- _Exercise instructions_
1. Translate this sentence from the abstract on uterine arterial calcium channels into Spanish: "D-600 specifically inhibits uptake of extracellular Ca2+ through PSCs, while amrinone specifically inhibits Ca2+ uptake through ROCs."
2. Answer these questions from the abstract on uterine arterial calcium channels:
(a) What opens potential-sensitive channels?
(b) The uterine arteries of which animal were studied?
(c) On which channels did 4OH-E2 show no effect?

Role of 4-hydroxylated estradiol in reducing Ca2+ uptake of uterine arterial smooth muscle cells through potential-sensitive channels

Abstract

Entry of ionic Ca2+ into the vascular smooth muscle cell for contraction is thought to be mediated by two major membrane channels. The first are designated as potential-sensitive channels (PSCs), which are opened by membrane depolarization, and the second, as receptor-operated channels (ROCs), which are activated by alpha 1-receptor-ligand interactions. This study was designed to determine the presence of these 2 distinct populations of Ca2+ entry channels in smooth muscle cells of the uterine arteries in pigs. This was studied by measuring the baseline tone and contractile properties of uterine arteries in in vitro perfusion studies, as well as their specific Ca2+ uptakes. These parameters showed markedly different sensitivities towards two smooth muscle inhibitors used in this study: D-600 and amrinone. D-600 specifically inhibits uptake of extracellular Ca2+ through PSCs, while amrinone specifically inhibits Ca2+ uptake through ROCs. By choosing an appropriate concentration of D-600 or amrinone, Ca2+ uptake and contractions of uterine arterial segments induced by high-K+ (PSC activator) and phenylephrine (ROC activator) could be selectively inhibited. Furthermore, it was demonstrated that the blockade of Ca2+ uptake by D-600 and amrinone was additive, excluding the interpretation of a common Ca2+ pathway with two separate mechanisms for opening it. It was also determined that 4-hydroxylated estradiol (4OH-E2), a compound known to increase uterine blood flow in pigs, decreased Ca2+ uptake through the PSCs and exhibited no effect on ROCs. The presence of separate Ca2+ pathways that can be activated independently by agonists may indicate a refined system for controlling uterine blood flow.

Collection entries:
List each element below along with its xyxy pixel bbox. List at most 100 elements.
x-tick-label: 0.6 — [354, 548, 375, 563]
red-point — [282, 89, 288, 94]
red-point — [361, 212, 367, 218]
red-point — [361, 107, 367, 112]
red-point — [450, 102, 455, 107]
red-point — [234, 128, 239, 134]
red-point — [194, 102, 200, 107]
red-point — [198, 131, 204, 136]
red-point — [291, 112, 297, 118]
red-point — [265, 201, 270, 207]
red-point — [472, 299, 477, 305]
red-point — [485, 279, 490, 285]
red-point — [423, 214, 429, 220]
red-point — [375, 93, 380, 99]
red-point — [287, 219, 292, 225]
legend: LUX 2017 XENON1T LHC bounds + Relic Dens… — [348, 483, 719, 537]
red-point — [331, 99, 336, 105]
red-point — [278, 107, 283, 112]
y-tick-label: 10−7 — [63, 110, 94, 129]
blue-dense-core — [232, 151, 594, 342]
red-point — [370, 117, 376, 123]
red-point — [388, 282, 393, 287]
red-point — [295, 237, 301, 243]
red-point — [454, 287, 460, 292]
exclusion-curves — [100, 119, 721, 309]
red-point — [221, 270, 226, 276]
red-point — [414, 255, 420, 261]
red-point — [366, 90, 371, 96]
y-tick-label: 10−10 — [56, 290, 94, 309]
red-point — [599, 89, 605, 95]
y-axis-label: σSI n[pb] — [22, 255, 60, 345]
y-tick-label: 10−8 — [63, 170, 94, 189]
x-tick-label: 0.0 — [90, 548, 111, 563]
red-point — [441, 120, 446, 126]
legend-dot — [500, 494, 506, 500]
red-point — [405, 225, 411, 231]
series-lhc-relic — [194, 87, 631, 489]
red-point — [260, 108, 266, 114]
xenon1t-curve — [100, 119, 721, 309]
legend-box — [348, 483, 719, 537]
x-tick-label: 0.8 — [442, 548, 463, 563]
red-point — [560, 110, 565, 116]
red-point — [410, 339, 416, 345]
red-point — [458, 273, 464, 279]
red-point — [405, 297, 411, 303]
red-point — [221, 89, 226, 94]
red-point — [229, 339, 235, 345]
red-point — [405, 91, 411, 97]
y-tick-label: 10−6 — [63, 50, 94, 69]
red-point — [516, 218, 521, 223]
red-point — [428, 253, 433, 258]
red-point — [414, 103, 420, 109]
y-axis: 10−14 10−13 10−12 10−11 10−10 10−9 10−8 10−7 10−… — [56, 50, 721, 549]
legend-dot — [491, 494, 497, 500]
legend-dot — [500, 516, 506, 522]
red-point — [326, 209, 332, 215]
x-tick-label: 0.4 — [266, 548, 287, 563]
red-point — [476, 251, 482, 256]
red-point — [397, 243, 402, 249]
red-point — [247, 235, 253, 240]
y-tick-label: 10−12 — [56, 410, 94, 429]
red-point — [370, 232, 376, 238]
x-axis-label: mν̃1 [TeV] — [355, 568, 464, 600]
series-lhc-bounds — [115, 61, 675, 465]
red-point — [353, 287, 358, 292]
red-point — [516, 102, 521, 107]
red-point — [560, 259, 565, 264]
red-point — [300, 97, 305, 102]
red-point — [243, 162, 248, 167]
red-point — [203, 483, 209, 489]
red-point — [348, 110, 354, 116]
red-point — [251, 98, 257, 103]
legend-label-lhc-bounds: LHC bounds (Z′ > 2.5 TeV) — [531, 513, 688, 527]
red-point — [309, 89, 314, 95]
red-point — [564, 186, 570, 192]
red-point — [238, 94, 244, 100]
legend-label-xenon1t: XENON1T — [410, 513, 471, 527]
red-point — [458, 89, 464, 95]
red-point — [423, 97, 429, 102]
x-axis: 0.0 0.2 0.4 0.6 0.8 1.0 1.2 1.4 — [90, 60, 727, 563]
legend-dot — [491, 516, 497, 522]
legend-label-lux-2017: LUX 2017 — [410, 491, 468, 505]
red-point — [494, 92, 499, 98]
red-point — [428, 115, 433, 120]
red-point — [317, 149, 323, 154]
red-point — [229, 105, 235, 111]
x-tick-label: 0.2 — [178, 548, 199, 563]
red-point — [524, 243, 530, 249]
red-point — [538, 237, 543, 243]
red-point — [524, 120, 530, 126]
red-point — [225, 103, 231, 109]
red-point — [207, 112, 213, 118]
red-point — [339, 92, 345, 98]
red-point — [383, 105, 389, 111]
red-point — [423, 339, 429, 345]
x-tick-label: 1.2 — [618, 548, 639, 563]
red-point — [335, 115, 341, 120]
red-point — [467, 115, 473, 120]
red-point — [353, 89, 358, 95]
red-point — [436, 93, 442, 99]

- _Expected results_
1. El D-600 inhibe específicamente la captación de Ca2+ extracelular a través de los PSC, mientras que la amrinona inhibe específicamente la captación de Ca2+ a través de los ROC.

2.
(a) Membrane depolarization
(b) Pigs
(c) Receptor-operated channels (ROCs)